> Material for this exercise
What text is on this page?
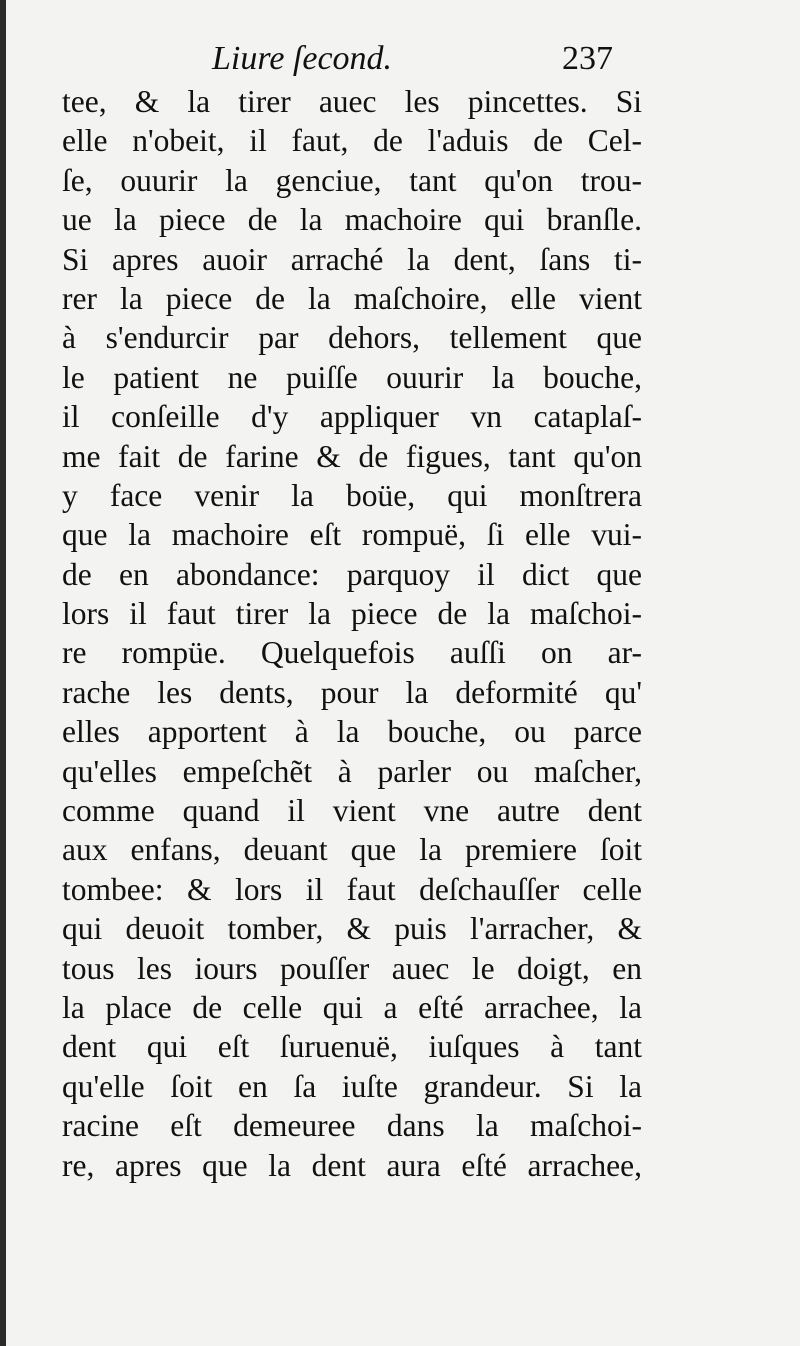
Liure ſecond.	237
tee, & la tirer auec les pincettes. Si
elle n'obeit, il faut, de l'aduis de Cel-
ſe, ouurir la genciue, tant qu'on trou-
ue la piece de la machoire qui branſle.
Si apres auoir arraché la dent, ſans ti-
rer la piece de la maſchoire, elle vient
à s'endurcir par dehors, tellement que
le patient ne puiſſe ouurir la bouche,
il conſeille d'y appliquer vn cataplaſ-
me fait de farine & de figues, tant qu'on
y face venir la boüe, qui monſtrera
que la machoire eſt rompuë, ſi elle vui-
de en abondance: parquoy il dict que
lors il faut tirer la piece de la maſchoi-
re rompüe. Quelquefois auſſi on ar-
rache les dents, pour la deformité qu'
elles apportent à la bouche, ou parce
qu'elles empeſchẽt à parler ou maſcher,
comme quand il vient vne autre dent
aux enfans, deuant que la premiere ſoit
tombee: & lors il faut deſchauſſer celle
qui deuoit tomber, & puis l'arracher, &
tous les iours pouſſer auec le doigt, en
la place de celle qui a eſté arrachee, la
dent qui eſt ſuruenuë, iuſques à tant
qu'elle ſoit en ſa iuſte grandeur. Si la
racine eſt demeuree dans la maſchoi-
re, apres que la dent aura eſté arrachee,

> Task prompt
Find every line in the listing that holds the string "elles", then say how many there are as a bare number.

> Response
2